SET EXERCISE: The listing beneath should be written out in full, exactly as shown.
*** DATA FOR PROCESSING ***
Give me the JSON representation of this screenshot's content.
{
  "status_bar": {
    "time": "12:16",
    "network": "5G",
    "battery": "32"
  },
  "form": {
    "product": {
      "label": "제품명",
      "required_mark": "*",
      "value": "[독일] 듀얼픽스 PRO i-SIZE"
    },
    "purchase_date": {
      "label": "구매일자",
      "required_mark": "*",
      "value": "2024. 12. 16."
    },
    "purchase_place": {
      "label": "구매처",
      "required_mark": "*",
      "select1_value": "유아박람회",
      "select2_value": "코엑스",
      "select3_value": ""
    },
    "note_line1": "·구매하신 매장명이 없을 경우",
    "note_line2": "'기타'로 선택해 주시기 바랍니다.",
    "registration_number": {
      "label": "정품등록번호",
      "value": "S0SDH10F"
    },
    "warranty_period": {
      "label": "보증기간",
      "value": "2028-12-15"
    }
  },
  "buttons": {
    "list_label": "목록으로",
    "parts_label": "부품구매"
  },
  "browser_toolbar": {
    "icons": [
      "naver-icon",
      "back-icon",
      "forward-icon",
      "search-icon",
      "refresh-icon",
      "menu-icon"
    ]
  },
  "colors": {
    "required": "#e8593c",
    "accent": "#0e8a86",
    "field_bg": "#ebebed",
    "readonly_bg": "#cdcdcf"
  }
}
***
TASK OUTPUT:
Give me the JSON representation of this screenshot's content.
{
  "status_bar": {
    "time": "12:16",
    "network": "5G",
    "battery": "32"
  },
  "form": {
    "product": {
      "label": "제품명",
      "required_mark": "*",
      "value": "[독일] 듀얼픽스 PRO i-SIZE"
    },
    "purchase_date": {
      "label": "구매일자",
      "required_mark": "*",
      "value": "2024. 12. 16."
    },
    "purchase_place": {
      "label": "구매처",
      "required_mark": "*",
      "select1_value": "유아박람회",
      "select2_value": "코엑스",
      "select3_value": ""
    },
    "note_line1": "·구매하신 매장명이 없을 경우",
    "note_line2": "'기타'로 선택해 주시기 바랍니다.",
    "registration_number": {
      "label": "정품등록번호",
      "value": "S0SDH10F"
    },
    "warranty_period": {
      "label": "보증기간",
      "value": "2028-12-15"
    }
  },
  "buttons": {
    "list_label": "목록으로",
    "parts_label": "부품구매"
  },
  "browser_toolbar": {
    "icons": [
      "naver-icon",
      "back-icon",
      "forward-icon",
      "search-icon",
      "refresh-icon",
      "menu-icon"
    ]
  },
  "colors": {
    "required": "#e8593c",
    "accent": "#0e8a86",
    "field_bg": "#ebebed",
    "readonly_bg": "#cdcdcf"
  }
}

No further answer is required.